EXERCISE: From the entries that follow, extract each line holding the string "text".

DATASET ROWS:
□ □ □ □ □ □ □

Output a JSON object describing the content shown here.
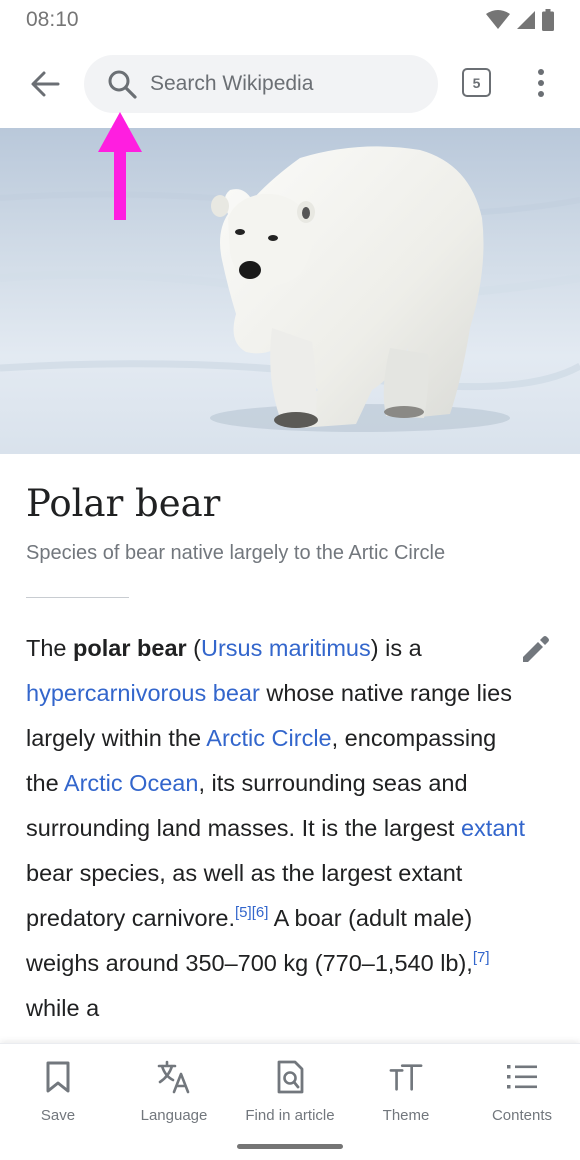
{
  "status_bar": {
    "time": "08:10"
  },
  "toolbar": {
    "search_placeholder": "Search Wikipedia",
    "tab_count": "5"
  },
  "article": {
    "title": "Polar bear",
    "description": "Species of bear native largely to the Artic Circle",
    "para": {
      "t1": "The ",
      "b1": "polar bear",
      "t2": " (",
      "l1": "Ursus maritimus",
      "t3": ") is a ",
      "l2": "hypercarnivorous bear",
      "t4": " whose native range lies largely within the ",
      "l3": "Arctic Circle",
      "t5": ", encompassing the ",
      "l4": "Arctic Ocean",
      "t6": ", its surrounding seas and surrounding land masses. It is the largest ",
      "l5": "extant",
      "t7": " bear species, as well as the largest extant predatory carnivore.",
      "r1": "[5]",
      "r2": "[6]",
      "t8": " A boar (adult male) weighs around 350–700 kg (770–1,540 lb),",
      "r3": "[7]",
      "t9": " while a"
    }
  },
  "bottom_bar": {
    "save": "Save",
    "language": "Language",
    "find": "Find in article",
    "theme": "Theme",
    "contents": "Contents"
  },
  "colors": {
    "link": "#3366cc",
    "annotation_arrow": "#ff1ee0"
  },
  "icons": [
    "signal-wifi-icon",
    "signal-cellular-icon",
    "battery-icon",
    "back-arrow-icon",
    "search-icon",
    "tabs-icon",
    "overflow-menu-icon",
    "edit-pencil-icon",
    "bookmark-icon",
    "translate-icon",
    "find-in-page-icon",
    "text-size-icon",
    "list-icon"
  ]
}
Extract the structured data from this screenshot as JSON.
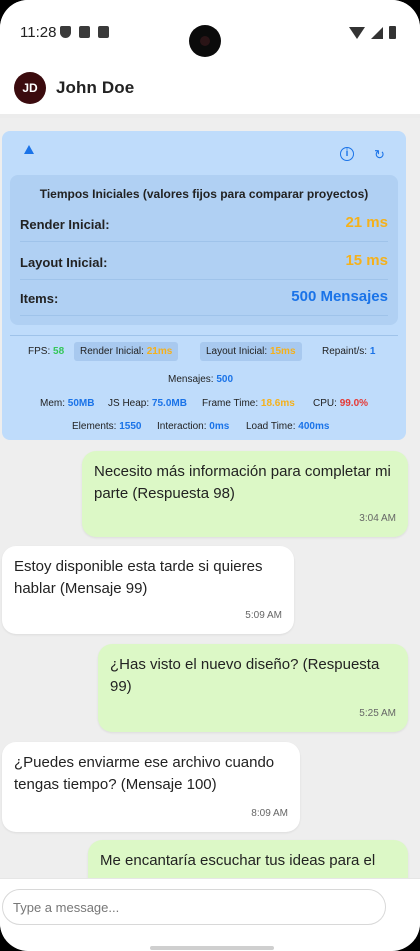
{
  "status_bar": {
    "time": "11:28"
  },
  "contact": {
    "initials": "JD",
    "name": "John Doe"
  },
  "perf_panel": {
    "collapse_icon": "triangle-up-icon",
    "info_icon": "info-icon",
    "refresh_icon": "refresh-icon",
    "initial_title": "Tiempos Iniciales (valores fijos para comparar proyectos)",
    "rows": [
      {
        "label": "Render Inicial:",
        "value": "21 ms"
      },
      {
        "label": "Layout Inicial:",
        "value": "15 ms"
      },
      {
        "label": "Items:",
        "value": "500 Mensajes"
      }
    ],
    "fps_label": "FPS:",
    "fps_value": "58",
    "render_label": "Render Inicial:",
    "render_value": "21ms",
    "layout_label": "Layout Inicial:",
    "layout_value": "15ms",
    "repaint_label": "Repaint/s:",
    "repaint_value": "1",
    "mensajes_label": "Mensajes:",
    "mensajes_value": "500",
    "mem_label": "Mem:",
    "mem_value": "50MB",
    "heap_label": "JS Heap:",
    "heap_value": "75.0MB",
    "frame_label": "Frame Time:",
    "frame_value": "18.6ms",
    "cpu_label": "CPU:",
    "cpu_value": "99.0%",
    "elements_label": "Elements:",
    "elements_value": "1550",
    "interaction_label": "Interaction:",
    "interaction_value": "0ms",
    "load_label": "Load Time:",
    "load_value": "400ms"
  },
  "messages": [
    {
      "text": "Necesito más información para completar mi parte (Respuesta 98)",
      "time": "3:04 AM"
    },
    {
      "text": "Estoy disponible esta tarde si quieres hablar (Mensaje 99)",
      "time": "5:09 AM"
    },
    {
      "text": "¿Has visto el nuevo diseño? (Respuesta 99)",
      "time": "5:25 AM"
    },
    {
      "text": "¿Puedes enviarme ese archivo cuando tengas tiempo? (Mensaje 100)",
      "time": "8:09 AM"
    },
    {
      "text": "Me encantaría escuchar tus ideas para el",
      "time": ""
    }
  ],
  "composer": {
    "placeholder": "Type a message..."
  },
  "colors": {
    "sent_bubble": "#dcf8c6",
    "received_bubble": "#ffffff",
    "panel_bg": "#bfdcfb",
    "accent": "#1a73e8"
  }
}
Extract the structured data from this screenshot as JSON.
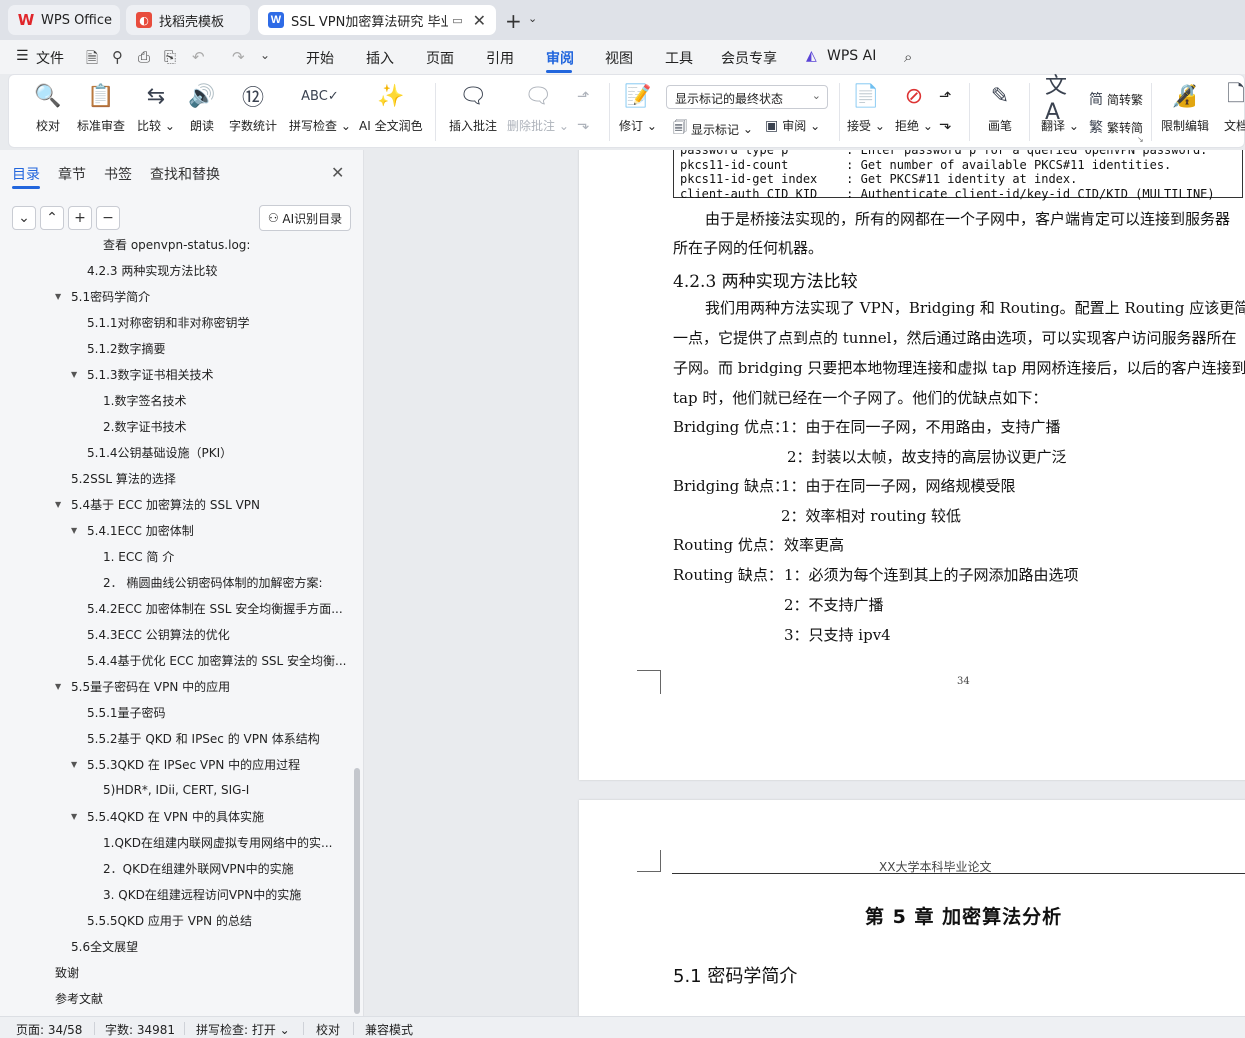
{
  "tabs": {
    "wps": "WPS Office",
    "daoke": "找稻壳模板",
    "doc": "SSL VPN加密算法研究 毕业论",
    "new": "+"
  },
  "menu": {
    "file": "文件",
    "items": [
      "开始",
      "插入",
      "页面",
      "引用",
      "审阅",
      "视图",
      "工具",
      "会员专享"
    ],
    "wps_ai": "WPS AI"
  },
  "ribbon": {
    "proofread": "校对",
    "std_review": "标准审查",
    "compare": "比较",
    "read": "朗读",
    "word_count": "字数统计",
    "spell_check": "拼写检查",
    "ai_polish": "AI 全文润色",
    "insert_comment": "插入批注",
    "delete_comment": "删除批注",
    "revise": "修订",
    "markup_mode": "显示标记的最终状态",
    "show_markup": "显示标记",
    "review_pane": "审阅",
    "accept": "接受",
    "reject": "拒绝",
    "pen": "画笔",
    "translate": "翻译",
    "to_traditional": "简转繁",
    "to_simplified": "繁转简",
    "restrict_edit": "限制编辑",
    "doc_more": "文档"
  },
  "nav": {
    "tabs": [
      "目录",
      "章节",
      "书签",
      "查找和替换"
    ],
    "ai_toc": "AI识别目录",
    "toc": [
      {
        "label": "查看 openvpn-status.log:",
        "level": 3,
        "tri": ""
      },
      {
        "label": "4.2.3 两种实现方法比较",
        "level": 2,
        "tri": ""
      },
      {
        "label": "5.1密码学简介",
        "level": 1,
        "tri": "▼"
      },
      {
        "label": "5.1.1对称密钥和非对称密钥学",
        "level": 2,
        "tri": ""
      },
      {
        "label": "5.1.2数字摘要",
        "level": 2,
        "tri": ""
      },
      {
        "label": "5.1.3数字证书相关技术",
        "level": 2,
        "tri": "▼"
      },
      {
        "label": "1.数字签名技术",
        "level": 3,
        "tri": ""
      },
      {
        "label": "2.数字证书技术",
        "level": 3,
        "tri": ""
      },
      {
        "label": "5.1.4公钥基础设施（PKI）",
        "level": 2,
        "tri": ""
      },
      {
        "label": "5.2SSL 算法的选择",
        "level": 1,
        "tri": ""
      },
      {
        "label": "5.4基于 ECC 加密算法的 SSL VPN",
        "level": 1,
        "tri": "▼"
      },
      {
        "label": "5.4.1ECC 加密体制",
        "level": 2,
        "tri": "▼"
      },
      {
        "label": "1. ECC 简 介",
        "level": 3,
        "tri": ""
      },
      {
        "label": "2．  椭圆曲线公钥密码体制的加解密方案:",
        "level": 3,
        "tri": ""
      },
      {
        "label": "5.4.2ECC 加密体制在 SSL 安全均衡握手方面...",
        "level": 2,
        "tri": ""
      },
      {
        "label": "5.4.3ECC 公钥算法的优化",
        "level": 2,
        "tri": ""
      },
      {
        "label": "5.4.4基于优化 ECC 加密算法的 SSL 安全均衡...",
        "level": 2,
        "tri": ""
      },
      {
        "label": "5.5量子密码在 VPN 中的应用",
        "level": 1,
        "tri": "▼"
      },
      {
        "label": "5.5.1量子密码",
        "level": 2,
        "tri": ""
      },
      {
        "label": "5.5.2基于 QKD 和 IPSec 的 VPN 体系结构",
        "level": 2,
        "tri": ""
      },
      {
        "label": "5.5.3QKD 在 IPSec VPN 中的应用过程",
        "level": 2,
        "tri": "▼"
      },
      {
        "label": "5)HDR*, IDii, CERT, SIG-I",
        "level": 3,
        "tri": ""
      },
      {
        "label": "5.5.4QKD 在 VPN 中的具体实施",
        "level": 2,
        "tri": "▼"
      },
      {
        "label": "1.QKD在组建内联网虚拟专用网络中的实...",
        "level": 3,
        "tri": ""
      },
      {
        "label": "2．QKD在组建外联网VPN中的实施",
        "level": 3,
        "tri": ""
      },
      {
        "label": "3. QKD在组建远程访问VPN中的实施",
        "level": 3,
        "tri": ""
      },
      {
        "label": "5.5.5QKD 应用于 VPN 的总结",
        "level": 2,
        "tri": ""
      },
      {
        "label": "5.6全文展望",
        "level": 1,
        "tri": ""
      },
      {
        "label": "致谢",
        "level": 0,
        "tri": ""
      },
      {
        "label": "参考文献",
        "level": 0,
        "tri": ""
      }
    ]
  },
  "doc": {
    "code_lines": [
      "password type p        : Enter password p for a queried OpenVPN password.",
      "pkcs11-id-count        : Get number of available PKCS#11 identities.",
      "pkcs11-id-get index    : Get PKCS#11 identity at index.",
      "client-auth CID KID    : Authenticate client-id/key-id CID/KID (MULTILINE)"
    ],
    "para1_a": "由于是桥接法实现的，所有的网都在一个子网中，客户端肯定可以连接到服务器",
    "para1_b": "所在子网的任何机器。",
    "heading": "4.2.3 两种实现方法比较",
    "para2": [
      "我们用两种方法实现了  VPN，Bridging 和 Routing。配置上  Routing 应该更简单",
      "一点，它提供了点到点的  tunnel，然后通过路由选项，可以实现客户访问服务器所在",
      "子网。而  bridging 只要把本地物理连接和虚拟  tap 用网桥连接后，以后的客户连接到",
      "tap 时，他们就已经在一个子网了。他们的优缺点如下："
    ],
    "bridging_pro_label": "Bridging 优点：",
    "bridging_pro": [
      "1：由于在同一子网，不用路由，支持广播",
      "2：封装以太帧，故支持的高层协议更广泛"
    ],
    "bridging_con_label": "Bridging 缺点：",
    "bridging_con": [
      "1：由于在同一子网，网络规模受限",
      "2：效率相对  routing 较低"
    ],
    "routing_pro_label": "Routing 优点：",
    "routing_pro": "效率更高",
    "routing_con_label": "Routing 缺点：",
    "routing_con": [
      "1：必须为每个连到其上的子网添加路由选项",
      "2：不支持广播",
      "3：只支持  ipv4"
    ],
    "page_number": "34",
    "page2_header": "XX大学本科毕业论文",
    "chapter_title": "第  5  章   加密算法分析",
    "section_title": "5.1    密码学简介"
  },
  "status": {
    "page": "页面: 34/58",
    "words": "字数: 34981",
    "spell": "拼写检查: 打开",
    "proof": "校对",
    "compat": "兼容模式"
  },
  "colors": {
    "accent": "#2266dd",
    "wps_red": "#e0262b",
    "doc_blue": "#2e6be6"
  }
}
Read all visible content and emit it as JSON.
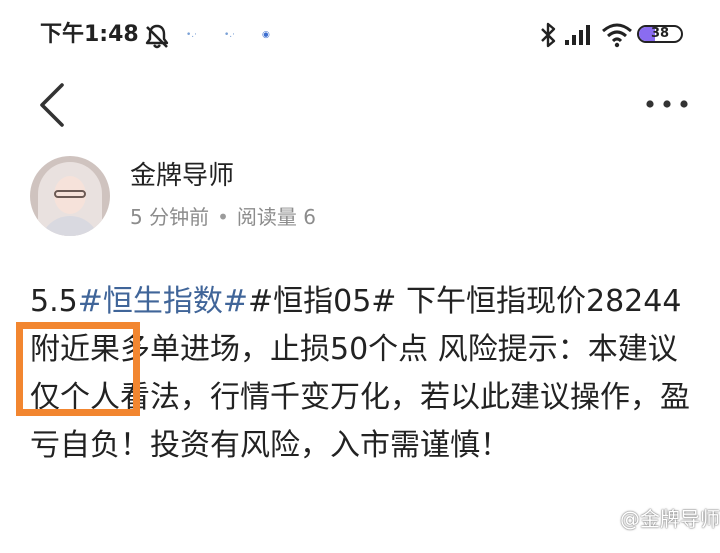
{
  "status_bar": {
    "time": "下午1:48",
    "battery_level": "38",
    "battery_fraction": 0.38,
    "icons": [
      "mute-icon",
      "notification-dot-icon",
      "bluetooth-icon",
      "signal-icon",
      "wifi-icon",
      "battery-icon"
    ]
  },
  "nav": {
    "back_icon": "chevron-left-icon",
    "more_icon": "more-horizontal-icon"
  },
  "author": {
    "name": "金牌导师",
    "time_ago": "5 分钟前",
    "separator": "•",
    "reads": "阅读量 6"
  },
  "post": {
    "prefix": "5.5",
    "hashtag": "#恒生指数#",
    "body": "#恒指05# 下午恒指现价28244附近果多单进场，止损50个点 风险提示：本建议仅个人看法，行情千变万化，若以此建议操作，盈亏自负！投资有风险，入市需谨慎！"
  },
  "watermark": {
    "text": "@金牌导师"
  },
  "colors": {
    "hashtag": "#406599",
    "highlight": "#f28630",
    "meta": "#8c8c8c",
    "battery_fill": "#8a6cf0"
  }
}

□ □ □ □ □ □ □

THE OUTPUT:
    "text-size-icon",
      "text": "Necesito más información para completar mi parte (Respuesta 98)",
      "text": "Estoy disponible esta tarde si quieres hablar (Mensaje 99)",
      "text": "¿Has visto el nuevo diseño? (Respuesta 99)",
      "text": "¿Puedes enviarme ese archivo cuando tengas tiempo? (Mensaje 100)",
      "text": "Me encantaría escuchar tus ideas para el",
    "text": "@金牌导师"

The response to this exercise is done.